● PROBLEM REQUIREMENTS: Give back a single number, the count of lines containing the word "年高端奶粉销售额占比".

* begin RECORDS FOR THIS TASK *

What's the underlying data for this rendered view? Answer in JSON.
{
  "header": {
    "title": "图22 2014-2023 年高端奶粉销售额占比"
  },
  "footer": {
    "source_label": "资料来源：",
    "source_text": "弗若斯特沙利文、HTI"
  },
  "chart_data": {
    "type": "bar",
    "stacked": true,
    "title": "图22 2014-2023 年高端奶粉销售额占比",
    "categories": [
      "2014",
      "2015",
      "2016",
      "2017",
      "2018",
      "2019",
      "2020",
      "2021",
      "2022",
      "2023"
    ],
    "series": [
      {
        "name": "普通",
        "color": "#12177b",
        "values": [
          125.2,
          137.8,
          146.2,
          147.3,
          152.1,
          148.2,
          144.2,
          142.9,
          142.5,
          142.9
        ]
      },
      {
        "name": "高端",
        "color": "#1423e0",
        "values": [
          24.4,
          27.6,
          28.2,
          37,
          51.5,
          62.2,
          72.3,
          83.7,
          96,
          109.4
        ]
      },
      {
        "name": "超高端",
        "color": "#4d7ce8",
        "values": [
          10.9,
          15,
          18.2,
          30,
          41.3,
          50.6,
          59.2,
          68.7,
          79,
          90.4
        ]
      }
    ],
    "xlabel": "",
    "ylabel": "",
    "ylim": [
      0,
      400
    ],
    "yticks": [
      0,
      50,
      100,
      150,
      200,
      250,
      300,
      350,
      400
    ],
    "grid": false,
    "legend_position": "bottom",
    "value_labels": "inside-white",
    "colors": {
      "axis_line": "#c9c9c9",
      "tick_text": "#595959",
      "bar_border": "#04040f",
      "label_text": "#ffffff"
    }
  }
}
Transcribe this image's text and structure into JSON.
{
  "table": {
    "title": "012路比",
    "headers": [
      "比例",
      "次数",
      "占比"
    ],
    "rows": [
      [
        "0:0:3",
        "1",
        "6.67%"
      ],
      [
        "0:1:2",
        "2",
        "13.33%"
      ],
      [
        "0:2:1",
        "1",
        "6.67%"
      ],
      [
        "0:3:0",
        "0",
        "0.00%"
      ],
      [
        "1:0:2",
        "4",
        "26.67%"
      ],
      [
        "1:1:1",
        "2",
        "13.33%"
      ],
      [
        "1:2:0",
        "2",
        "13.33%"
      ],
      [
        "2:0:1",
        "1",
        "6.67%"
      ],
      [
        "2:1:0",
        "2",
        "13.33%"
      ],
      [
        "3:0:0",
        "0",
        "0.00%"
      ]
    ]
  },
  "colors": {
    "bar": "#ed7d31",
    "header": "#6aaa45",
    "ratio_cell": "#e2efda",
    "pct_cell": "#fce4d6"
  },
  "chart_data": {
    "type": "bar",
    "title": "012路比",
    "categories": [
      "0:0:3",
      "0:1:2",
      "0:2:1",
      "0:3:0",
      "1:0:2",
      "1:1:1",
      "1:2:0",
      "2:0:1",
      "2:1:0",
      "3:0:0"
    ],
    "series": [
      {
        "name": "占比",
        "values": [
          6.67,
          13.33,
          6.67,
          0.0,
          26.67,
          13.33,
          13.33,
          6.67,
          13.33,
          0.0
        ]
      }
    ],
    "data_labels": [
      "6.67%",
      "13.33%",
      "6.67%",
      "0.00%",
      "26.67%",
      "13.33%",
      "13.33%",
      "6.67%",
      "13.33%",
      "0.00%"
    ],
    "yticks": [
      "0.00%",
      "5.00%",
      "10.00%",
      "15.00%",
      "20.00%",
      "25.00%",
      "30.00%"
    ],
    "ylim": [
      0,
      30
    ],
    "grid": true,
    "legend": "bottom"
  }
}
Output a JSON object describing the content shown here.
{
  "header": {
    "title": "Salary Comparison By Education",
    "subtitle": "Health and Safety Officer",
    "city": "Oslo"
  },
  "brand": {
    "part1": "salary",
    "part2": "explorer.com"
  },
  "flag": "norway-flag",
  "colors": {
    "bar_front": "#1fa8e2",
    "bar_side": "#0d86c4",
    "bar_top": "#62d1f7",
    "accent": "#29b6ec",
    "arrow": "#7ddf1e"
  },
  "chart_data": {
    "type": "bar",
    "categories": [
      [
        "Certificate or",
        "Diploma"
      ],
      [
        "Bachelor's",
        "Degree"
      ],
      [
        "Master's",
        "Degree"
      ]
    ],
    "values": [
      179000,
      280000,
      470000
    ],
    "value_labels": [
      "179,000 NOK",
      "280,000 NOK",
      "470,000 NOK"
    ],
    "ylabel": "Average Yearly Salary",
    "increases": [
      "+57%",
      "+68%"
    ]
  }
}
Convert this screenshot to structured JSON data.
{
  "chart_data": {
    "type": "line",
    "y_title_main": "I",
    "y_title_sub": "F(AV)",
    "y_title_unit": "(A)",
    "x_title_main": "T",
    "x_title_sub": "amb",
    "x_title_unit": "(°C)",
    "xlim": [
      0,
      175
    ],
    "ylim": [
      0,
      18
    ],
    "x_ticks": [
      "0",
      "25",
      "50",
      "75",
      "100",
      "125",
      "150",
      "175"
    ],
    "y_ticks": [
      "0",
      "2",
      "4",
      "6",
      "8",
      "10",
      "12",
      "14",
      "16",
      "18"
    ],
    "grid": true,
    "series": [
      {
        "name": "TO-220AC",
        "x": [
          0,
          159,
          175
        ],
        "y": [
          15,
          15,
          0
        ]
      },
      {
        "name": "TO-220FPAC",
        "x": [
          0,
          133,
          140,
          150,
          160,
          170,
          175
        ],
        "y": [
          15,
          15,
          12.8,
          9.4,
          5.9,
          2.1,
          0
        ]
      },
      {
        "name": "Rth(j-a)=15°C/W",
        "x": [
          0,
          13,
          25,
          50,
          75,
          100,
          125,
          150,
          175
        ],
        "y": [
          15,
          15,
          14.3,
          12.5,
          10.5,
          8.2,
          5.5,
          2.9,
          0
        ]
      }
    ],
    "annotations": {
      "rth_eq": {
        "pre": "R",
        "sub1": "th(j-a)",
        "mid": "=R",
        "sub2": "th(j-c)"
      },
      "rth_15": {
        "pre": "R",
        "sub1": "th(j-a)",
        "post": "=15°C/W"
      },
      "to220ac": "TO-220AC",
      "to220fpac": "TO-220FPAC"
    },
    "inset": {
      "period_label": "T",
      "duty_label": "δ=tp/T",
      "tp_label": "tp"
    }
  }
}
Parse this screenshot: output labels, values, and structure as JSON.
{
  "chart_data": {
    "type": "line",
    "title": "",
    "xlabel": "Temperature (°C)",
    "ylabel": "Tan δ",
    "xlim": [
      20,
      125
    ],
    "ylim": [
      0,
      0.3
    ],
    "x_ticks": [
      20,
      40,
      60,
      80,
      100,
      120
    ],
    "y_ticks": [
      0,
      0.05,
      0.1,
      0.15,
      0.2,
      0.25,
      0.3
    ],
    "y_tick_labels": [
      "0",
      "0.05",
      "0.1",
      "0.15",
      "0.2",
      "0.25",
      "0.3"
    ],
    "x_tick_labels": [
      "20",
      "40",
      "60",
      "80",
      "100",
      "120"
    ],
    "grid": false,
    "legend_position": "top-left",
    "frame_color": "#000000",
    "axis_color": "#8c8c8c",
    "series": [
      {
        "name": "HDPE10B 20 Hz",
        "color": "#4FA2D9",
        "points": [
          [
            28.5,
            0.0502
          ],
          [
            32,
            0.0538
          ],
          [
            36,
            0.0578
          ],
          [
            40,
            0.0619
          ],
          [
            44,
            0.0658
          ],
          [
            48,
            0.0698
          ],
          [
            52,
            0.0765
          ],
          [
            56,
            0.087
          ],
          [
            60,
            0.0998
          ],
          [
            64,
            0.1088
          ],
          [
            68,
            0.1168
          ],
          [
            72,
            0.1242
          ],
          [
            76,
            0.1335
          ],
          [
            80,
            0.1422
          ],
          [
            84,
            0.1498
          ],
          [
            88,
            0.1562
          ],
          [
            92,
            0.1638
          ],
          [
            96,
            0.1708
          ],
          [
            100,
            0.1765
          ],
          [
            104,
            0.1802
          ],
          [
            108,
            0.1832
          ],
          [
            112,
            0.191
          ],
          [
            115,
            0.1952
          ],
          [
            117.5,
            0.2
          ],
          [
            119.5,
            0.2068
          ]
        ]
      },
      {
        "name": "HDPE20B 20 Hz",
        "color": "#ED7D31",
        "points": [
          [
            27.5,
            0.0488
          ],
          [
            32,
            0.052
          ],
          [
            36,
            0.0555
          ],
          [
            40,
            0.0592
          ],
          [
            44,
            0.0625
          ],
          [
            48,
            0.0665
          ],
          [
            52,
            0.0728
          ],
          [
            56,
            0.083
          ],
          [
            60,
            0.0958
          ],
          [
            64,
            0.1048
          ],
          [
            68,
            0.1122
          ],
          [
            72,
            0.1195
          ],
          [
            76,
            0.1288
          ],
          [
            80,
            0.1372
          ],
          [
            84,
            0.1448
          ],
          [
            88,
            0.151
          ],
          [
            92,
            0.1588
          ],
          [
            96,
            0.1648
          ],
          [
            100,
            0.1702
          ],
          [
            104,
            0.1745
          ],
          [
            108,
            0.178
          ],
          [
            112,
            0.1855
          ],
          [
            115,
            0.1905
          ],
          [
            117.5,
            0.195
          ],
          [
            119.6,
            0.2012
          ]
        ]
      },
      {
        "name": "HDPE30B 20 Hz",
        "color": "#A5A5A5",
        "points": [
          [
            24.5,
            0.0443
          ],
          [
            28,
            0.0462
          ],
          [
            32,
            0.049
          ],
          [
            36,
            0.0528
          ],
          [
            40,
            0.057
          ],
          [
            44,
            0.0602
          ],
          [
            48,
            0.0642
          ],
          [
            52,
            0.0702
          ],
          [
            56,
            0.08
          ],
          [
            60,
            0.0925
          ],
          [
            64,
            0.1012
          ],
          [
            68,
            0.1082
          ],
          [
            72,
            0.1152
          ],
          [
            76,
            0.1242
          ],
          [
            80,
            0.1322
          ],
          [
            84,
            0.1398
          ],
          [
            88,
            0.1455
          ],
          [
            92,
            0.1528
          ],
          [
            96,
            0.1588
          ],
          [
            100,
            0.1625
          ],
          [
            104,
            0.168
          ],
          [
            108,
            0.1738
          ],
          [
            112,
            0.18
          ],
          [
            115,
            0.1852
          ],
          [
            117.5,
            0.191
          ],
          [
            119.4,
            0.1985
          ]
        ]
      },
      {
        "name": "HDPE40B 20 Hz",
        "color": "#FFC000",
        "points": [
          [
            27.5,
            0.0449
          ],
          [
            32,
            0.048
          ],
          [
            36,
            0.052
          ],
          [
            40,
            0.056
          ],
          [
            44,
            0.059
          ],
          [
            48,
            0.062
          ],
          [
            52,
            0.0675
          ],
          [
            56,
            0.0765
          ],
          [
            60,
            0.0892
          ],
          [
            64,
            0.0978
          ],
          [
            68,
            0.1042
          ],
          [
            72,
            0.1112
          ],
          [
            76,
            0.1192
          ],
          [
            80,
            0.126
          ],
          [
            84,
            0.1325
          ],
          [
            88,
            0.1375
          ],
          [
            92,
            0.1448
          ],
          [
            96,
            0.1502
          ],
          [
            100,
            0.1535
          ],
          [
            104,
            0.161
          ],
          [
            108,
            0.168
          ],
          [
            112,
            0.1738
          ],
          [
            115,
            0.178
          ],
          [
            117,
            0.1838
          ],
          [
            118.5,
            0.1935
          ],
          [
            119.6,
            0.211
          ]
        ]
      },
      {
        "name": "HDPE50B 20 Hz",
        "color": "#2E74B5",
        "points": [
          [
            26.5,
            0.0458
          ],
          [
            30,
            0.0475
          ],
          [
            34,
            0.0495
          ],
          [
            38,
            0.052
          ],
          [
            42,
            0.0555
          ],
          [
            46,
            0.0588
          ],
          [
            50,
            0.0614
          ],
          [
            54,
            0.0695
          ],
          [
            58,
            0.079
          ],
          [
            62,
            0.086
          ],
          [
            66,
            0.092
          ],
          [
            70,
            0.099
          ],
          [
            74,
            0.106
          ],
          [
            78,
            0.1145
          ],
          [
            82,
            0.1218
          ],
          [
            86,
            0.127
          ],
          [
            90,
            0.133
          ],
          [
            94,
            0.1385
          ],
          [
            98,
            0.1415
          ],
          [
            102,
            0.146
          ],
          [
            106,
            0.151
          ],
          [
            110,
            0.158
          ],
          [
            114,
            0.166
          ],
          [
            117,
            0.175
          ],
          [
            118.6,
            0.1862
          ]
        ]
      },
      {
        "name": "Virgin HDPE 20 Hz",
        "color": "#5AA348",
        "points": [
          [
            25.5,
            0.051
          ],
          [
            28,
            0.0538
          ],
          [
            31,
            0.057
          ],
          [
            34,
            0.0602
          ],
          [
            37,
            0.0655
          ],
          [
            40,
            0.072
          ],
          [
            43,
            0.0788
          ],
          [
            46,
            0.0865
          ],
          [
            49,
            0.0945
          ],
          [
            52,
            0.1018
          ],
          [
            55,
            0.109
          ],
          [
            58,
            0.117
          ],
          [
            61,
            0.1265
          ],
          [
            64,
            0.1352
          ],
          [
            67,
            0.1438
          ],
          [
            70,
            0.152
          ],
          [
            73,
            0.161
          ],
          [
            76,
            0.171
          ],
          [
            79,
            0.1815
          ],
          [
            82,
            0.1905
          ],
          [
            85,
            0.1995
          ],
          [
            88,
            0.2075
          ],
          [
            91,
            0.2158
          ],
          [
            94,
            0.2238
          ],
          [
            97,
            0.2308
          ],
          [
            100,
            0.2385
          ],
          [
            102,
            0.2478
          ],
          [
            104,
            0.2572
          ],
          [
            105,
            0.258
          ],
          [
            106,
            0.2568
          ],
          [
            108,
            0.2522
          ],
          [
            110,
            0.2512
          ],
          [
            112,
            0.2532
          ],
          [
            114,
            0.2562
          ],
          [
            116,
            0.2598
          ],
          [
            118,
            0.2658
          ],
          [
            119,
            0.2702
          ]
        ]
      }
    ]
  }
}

* end RECORDS FOR THIS TASK *

● RESPONSE TO THIS EXERCISE: 2